[Data records]
---*---

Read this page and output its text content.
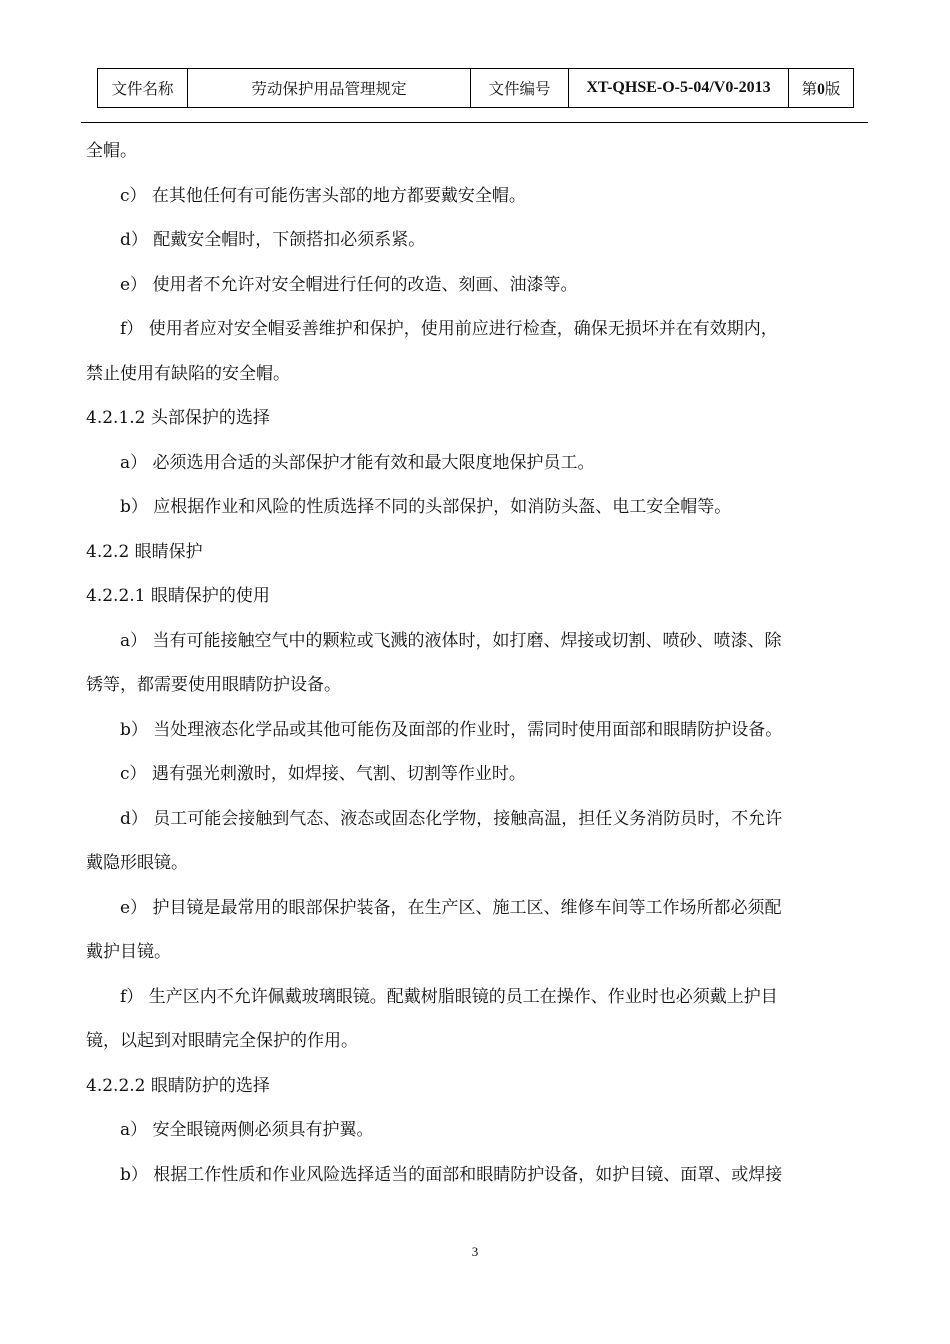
文件名称	劳动保护用品管理规定	文件编号	XT-QHSE-O-5-04/V0-2013	第0版
全帽。
c） 在其他任何有可能伤害头部的地方都要戴安全帽。
d） 配戴安全帽时，下颌搭扣必须系紧。
e） 使用者不允许对安全帽进行任何的改造、刻画、油漆等。
f） 使用者应对安全帽妥善维护和保护，使用前应进行检查，确保无损坏并在有效期内，
禁止使用有缺陷的安全帽。
4.2.1.2 头部保护的选择
a） 必须选用合适的头部保护才能有效和最大限度地保护员工。
b） 应根据作业和风险的性质选择不同的头部保护，如消防头盔、电工安全帽等。
4.2.2 眼睛保护
4.2.2.1 眼睛保护的使用
a） 当有可能接触空气中的颗粒或飞溅的液体时，如打磨、焊接或切割、喷砂、喷漆、除
锈等，都需要使用眼睛防护设备。
b） 当处理液态化学品或其他可能伤及面部的作业时，需同时使用面部和眼睛防护设备。
c） 遇有强光刺激时，如焊接、气割、切割等作业时。
d） 员工可能会接触到气态、液态或固态化学物，接触高温，担任义务消防员时，不允许
戴隐形眼镜。
e） 护目镜是最常用的眼部保护装备，在生产区、施工区、维修车间等工作场所都必须配
戴护目镜。
f） 生产区内不允许佩戴玻璃眼镜。配戴树脂眼镜的员工在操作、作业时也必须戴上护目
镜，以起到对眼睛完全保护的作用。
4.2.2.2 眼睛防护的选择
a） 安全眼镜两侧必须具有护翼。
b） 根据工作性质和作业风险选择适当的面部和眼睛防护设备，如护目镜、面罩、或焊接
3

---*---

* [Your instructions]:
Every line should be retyped exactly, with the pictures omitted.

* [Complete response]:
Read this page and output its text content.
文件名称	劳动保护用品管理规定	文件编号	XT-QHSE-O-5-04/V0-2013	第0版
全帽。
c） 在其他任何有可能伤害头部的地方都要戴安全帽。
d） 配戴安全帽时，下颌搭扣必须系紧。
e） 使用者不允许对安全帽进行任何的改造、刻画、油漆等。
f） 使用者应对安全帽妥善维护和保护，使用前应进行检查，确保无损坏并在有效期内，
禁止使用有缺陷的安全帽。
4.2.1.2 头部保护的选择
a） 必须选用合适的头部保护才能有效和最大限度地保护员工。
b） 应根据作业和风险的性质选择不同的头部保护，如消防头盔、电工安全帽等。
4.2.2 眼睛保护
4.2.2.1 眼睛保护的使用
a） 当有可能接触空气中的颗粒或飞溅的液体时，如打磨、焊接或切割、喷砂、喷漆、除
锈等，都需要使用眼睛防护设备。
b） 当处理液态化学品或其他可能伤及面部的作业时，需同时使用面部和眼睛防护设备。
c） 遇有强光刺激时，如焊接、气割、切割等作业时。
d） 员工可能会接触到气态、液态或固态化学物，接触高温，担任义务消防员时，不允许
戴隐形眼镜。
e） 护目镜是最常用的眼部保护装备，在生产区、施工区、维修车间等工作场所都必须配
戴护目镜。
f） 生产区内不允许佩戴玻璃眼镜。配戴树脂眼镜的员工在操作、作业时也必须戴上护目
镜，以起到对眼睛完全保护的作用。
4.2.2.2 眼睛防护的选择
a） 安全眼镜两侧必须具有护翼。
b） 根据工作性质和作业风险选择适当的面部和眼睛防护设备，如护目镜、面罩、或焊接
3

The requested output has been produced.